__Aufgabe 1__.
Wie viele der Zeilen, die unten auf den Text über den Tag in Hamburg folgen, enthalten das Wort "name"? Gib nur die Zahl an und beachte dabei die Groß- und Kleinschreibung.
__Aufgabe 2__.
Kannst du den Reisebericht über den Samstag in Hamburg weiterführen, beginnend nach seinem letzten Satz?

__Lesetext__.
^^^^^^^^

Samstag morgen, schönster Sonnenschein. Nicht ganz das, was die Wettervorhersage uns angekündigt hatte, aber wir werden uns nicht beschweren. Für den einzigen ganzen Tag, den wir dieses Mal in Hamburg haben, hatten wir ungefähr 50 Ideen. Und starteten mit der ersten, die grundsätzlich erst einmal Jens interessierte: Bahnfahren! Und das mit der U4, die wir schon gestern vom Hauptbahnhof zum Hotel genutzt haben – die neueste U-Bahnlinie Hamburgs

Die Strecke der U4 hat insgesamt eine Länge von rund 13,3 Kilometern und teilt sich von Bilstedt bis zum Jungfernstieg die Strecke mit der U2. Ab dort geht es auf einer eigenen Strecke durch die HafenCity auf einer Länge von 5 Kilometern bis zur oberirdischen Endstation Elbbrücken. Die Strecke ist 2018 in Betrieb gegangen und erschießt eben den neuen Stadtteil. Es ist angedacht die U-Bahn bis nach Harburg zu verlängern, das ist aber noch nicht einmal richtig geplant.

Die Haltestelle der U-Bahn, die über einen Skywalk mit der gleichnamigen S-Bahn-Station verbunden ist, sieht schon klasse aus und endet wortwörtlich direkt an der Elbe.

Die S-Bahn dagegen führt weiter in Richtung Harburg und mit dieser wollten wir dann eine Haltestelle weiter fahren.

Denn unser echtes erstes Ziel für den Tag, so schön das Bahnfahren auch ist, ist die Ballinstadt mit ihrem Auswanderermuseum im Stadtteil Veddel.

Hier wurde 2007 ein Museum zur Geschichte der Auswanderung generell und der Bedeutung für Hamburg im Speziellen eröffnet und das wollten wir uns anschauen.

Karten waren schnell erworben und uns wurde mitgeteilt, dass die Ausstellung etwas zusammengefasst wurde, da in einer der 3 Gebäuden des Museums eine Hochzeit stattfinden sollte. Aber auch so sollte es ein sehr interessanter Museumsbesuch werden.

^^^^^^^^

__Aufzeichnungen zur Lage der Elemente__.
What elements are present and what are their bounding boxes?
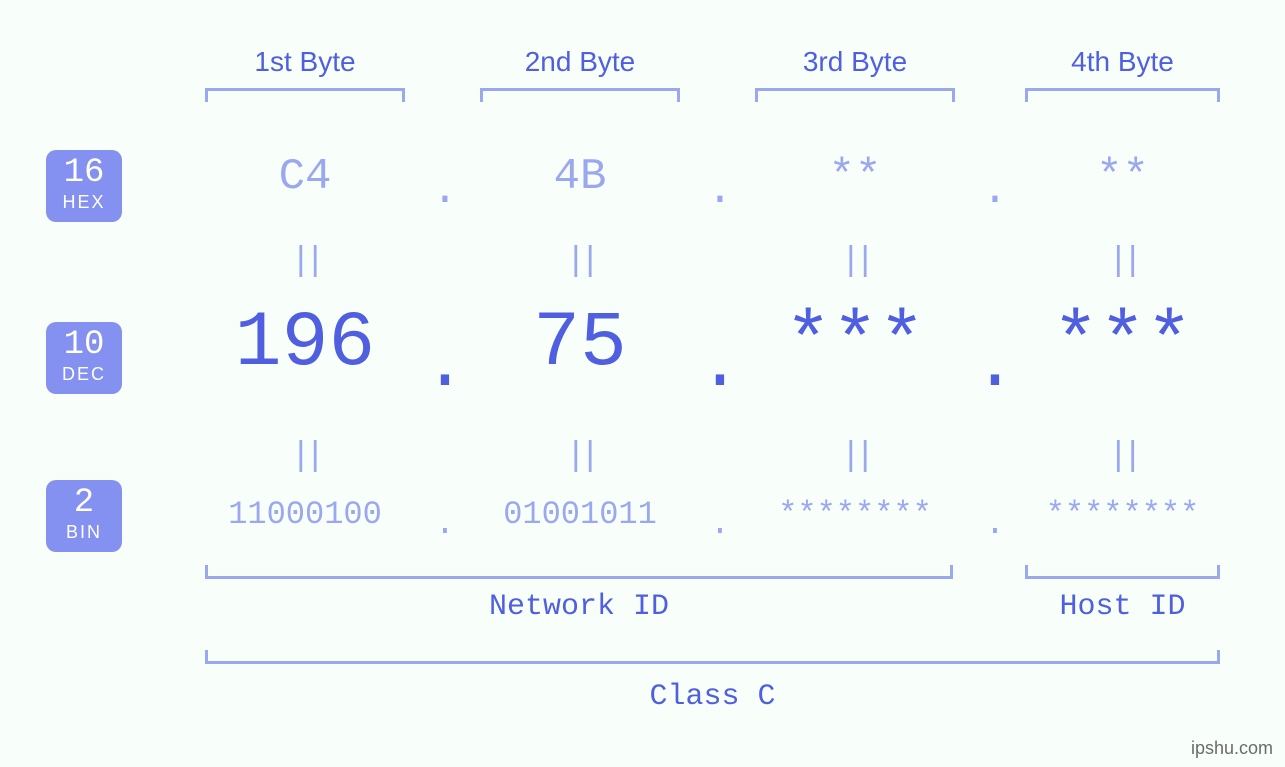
host-id-label: Host ID bbox=[1025, 590, 1220, 624]
base-num-dec: 10 bbox=[46, 328, 122, 362]
hex-byte-1: C4 bbox=[205, 152, 405, 202]
base-badge-dec: 10 DEC bbox=[46, 322, 122, 394]
equals-icon: || bbox=[480, 438, 680, 476]
base-num-bin: 2 bbox=[46, 486, 122, 520]
hex-dot-3: . bbox=[965, 166, 1025, 216]
watermark: ipshu.com bbox=[1191, 738, 1273, 759]
equals-icon: || bbox=[1025, 243, 1220, 281]
bin-byte-4: ******** bbox=[1025, 496, 1220, 533]
byte-header-1: 1st Byte bbox=[205, 46, 405, 78]
host-id-bracket bbox=[1025, 565, 1220, 579]
hex-dot-2: . bbox=[690, 166, 750, 216]
bin-dot-1: . bbox=[415, 506, 475, 544]
byte-bracket-4 bbox=[1025, 88, 1220, 102]
equals-icon: || bbox=[1025, 438, 1220, 476]
dec-byte-2: 75 bbox=[480, 300, 680, 388]
hex-byte-2: 4B bbox=[480, 152, 680, 202]
byte-bracket-1 bbox=[205, 88, 405, 102]
bin-dot-2: . bbox=[690, 506, 750, 544]
class-label: Class C bbox=[205, 680, 1220, 714]
dec-row: 196 . 75 . *** . *** bbox=[180, 305, 1255, 383]
base-name-hex: HEX bbox=[46, 192, 122, 214]
dec-dot-3: . bbox=[965, 325, 1025, 407]
equals-icon: || bbox=[480, 243, 680, 281]
byte-bracket-2 bbox=[480, 88, 680, 102]
bin-dot-3: . bbox=[965, 506, 1025, 544]
equals-icon: || bbox=[205, 243, 405, 281]
bin-byte-3: ******** bbox=[755, 496, 955, 533]
byte-bracket-3 bbox=[755, 88, 955, 102]
bin-byte-2: 01001011 bbox=[480, 496, 680, 533]
class-bracket bbox=[205, 650, 1220, 664]
hex-dot-1: . bbox=[415, 166, 475, 216]
dec-byte-3: *** bbox=[755, 300, 955, 388]
dec-dot-2: . bbox=[690, 325, 750, 407]
base-badge-bin: 2 BIN bbox=[46, 480, 122, 552]
hex-row: C4 . 4B . ** . ** bbox=[180, 155, 1255, 199]
bin-row: 11000100 . 01001011 . ******** . *******… bbox=[180, 498, 1255, 530]
hex-byte-4: ** bbox=[1025, 152, 1220, 202]
bin-byte-1: 11000100 bbox=[205, 496, 405, 533]
byte-header-3: 3rd Byte bbox=[755, 46, 955, 78]
equals-icon: || bbox=[205, 438, 405, 476]
byte-header-2: 2nd Byte bbox=[480, 46, 680, 78]
dec-byte-4: *** bbox=[1025, 300, 1220, 388]
network-id-label: Network ID bbox=[205, 590, 953, 624]
hex-byte-3: ** bbox=[755, 152, 955, 202]
base-name-dec: DEC bbox=[46, 364, 122, 386]
equals-icon: || bbox=[755, 438, 955, 476]
equals-icon: || bbox=[755, 243, 955, 281]
base-num-hex: 16 bbox=[46, 156, 122, 190]
dec-dot-1: . bbox=[415, 325, 475, 407]
byte-header-4: 4th Byte bbox=[1025, 46, 1220, 78]
base-name-bin: BIN bbox=[46, 522, 122, 544]
network-id-bracket bbox=[205, 565, 953, 579]
base-badge-hex: 16 HEX bbox=[46, 150, 122, 222]
dec-byte-1: 196 bbox=[205, 300, 405, 388]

^^^^^^^^

__Erwartete Ausgabe 1__.
3

__Erwartete Ausgabe 2__.
Und viele Fakten wären in diversen heutigen Diskussionen an der einen oder anderen Stelle interessant. Denn Migration gab es schon immer und wird es immer geben. Die Gründe verändern sich auch nur marginal dadurch, dass der Klimawandel einen weiteren Faktor hinzugefügt hat, warum Menschen ihre Heimat verlassen und woanders hin wollen oder sogar müssen.

Die Ausstellung war sehr detailliert und begann mit einer allgemeinen Definition von Migration: Von Migration spricht man, wenn eine Person ihren Lebensmittelpunkt räumlich verlegt. Und das passiert schon seit dem 16. Jahrhundert in Form von Arbeits- und Siedlungswanderungen.

Für jüngere Besucher gibt es übrigens die Maus „Jette“, die spielerisch das doch eher harte und ernste Thema vermittelt.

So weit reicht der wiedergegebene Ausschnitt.